*Exercise objective*: Report how many lines in the listing below include the word "text". Write nothing besides the number.
- - -
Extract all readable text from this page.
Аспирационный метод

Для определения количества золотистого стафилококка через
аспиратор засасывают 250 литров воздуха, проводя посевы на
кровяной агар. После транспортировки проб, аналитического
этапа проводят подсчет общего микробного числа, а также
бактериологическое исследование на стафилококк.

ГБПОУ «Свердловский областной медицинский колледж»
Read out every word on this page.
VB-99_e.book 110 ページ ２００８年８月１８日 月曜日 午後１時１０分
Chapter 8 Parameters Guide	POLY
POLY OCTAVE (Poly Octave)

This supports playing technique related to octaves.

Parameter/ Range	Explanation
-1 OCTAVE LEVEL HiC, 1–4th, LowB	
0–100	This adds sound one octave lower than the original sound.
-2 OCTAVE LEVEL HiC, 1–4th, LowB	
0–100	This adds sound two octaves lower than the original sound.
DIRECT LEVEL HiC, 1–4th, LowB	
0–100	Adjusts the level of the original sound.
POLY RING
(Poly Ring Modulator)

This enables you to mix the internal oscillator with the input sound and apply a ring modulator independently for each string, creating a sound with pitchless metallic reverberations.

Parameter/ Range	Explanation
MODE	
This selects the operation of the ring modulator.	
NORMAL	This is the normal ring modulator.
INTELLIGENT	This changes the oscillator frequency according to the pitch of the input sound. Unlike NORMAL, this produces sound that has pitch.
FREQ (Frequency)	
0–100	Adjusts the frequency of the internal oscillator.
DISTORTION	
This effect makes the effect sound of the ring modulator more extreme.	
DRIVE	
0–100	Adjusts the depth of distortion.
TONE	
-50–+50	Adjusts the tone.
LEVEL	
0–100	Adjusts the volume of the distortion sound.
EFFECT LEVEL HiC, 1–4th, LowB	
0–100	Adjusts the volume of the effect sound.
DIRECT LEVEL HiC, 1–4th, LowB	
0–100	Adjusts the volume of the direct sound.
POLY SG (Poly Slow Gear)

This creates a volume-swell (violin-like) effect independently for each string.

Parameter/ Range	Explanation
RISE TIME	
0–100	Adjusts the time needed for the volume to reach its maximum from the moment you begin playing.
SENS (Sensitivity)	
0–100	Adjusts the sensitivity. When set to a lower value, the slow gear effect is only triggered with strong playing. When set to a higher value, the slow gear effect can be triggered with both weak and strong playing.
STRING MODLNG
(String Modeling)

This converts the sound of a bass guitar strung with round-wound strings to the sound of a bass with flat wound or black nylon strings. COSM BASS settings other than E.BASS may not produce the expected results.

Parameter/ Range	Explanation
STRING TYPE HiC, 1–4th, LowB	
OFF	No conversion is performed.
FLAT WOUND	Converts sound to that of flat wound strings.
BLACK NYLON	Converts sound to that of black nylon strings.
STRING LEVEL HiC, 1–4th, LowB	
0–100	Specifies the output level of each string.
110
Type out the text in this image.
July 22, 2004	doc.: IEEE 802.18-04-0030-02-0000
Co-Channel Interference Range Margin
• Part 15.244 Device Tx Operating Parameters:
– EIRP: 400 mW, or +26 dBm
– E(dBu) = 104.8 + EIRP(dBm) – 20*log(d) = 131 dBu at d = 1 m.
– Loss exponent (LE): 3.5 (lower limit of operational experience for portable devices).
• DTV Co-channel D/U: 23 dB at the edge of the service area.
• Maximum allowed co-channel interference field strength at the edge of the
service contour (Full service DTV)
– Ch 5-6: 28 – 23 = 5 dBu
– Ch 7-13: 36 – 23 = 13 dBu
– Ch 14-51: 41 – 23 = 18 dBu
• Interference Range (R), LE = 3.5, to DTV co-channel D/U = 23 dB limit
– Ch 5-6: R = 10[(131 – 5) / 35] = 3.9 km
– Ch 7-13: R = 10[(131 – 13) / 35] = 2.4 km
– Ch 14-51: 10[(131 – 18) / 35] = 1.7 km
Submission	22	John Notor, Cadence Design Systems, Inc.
- - -
*Task solution*: 2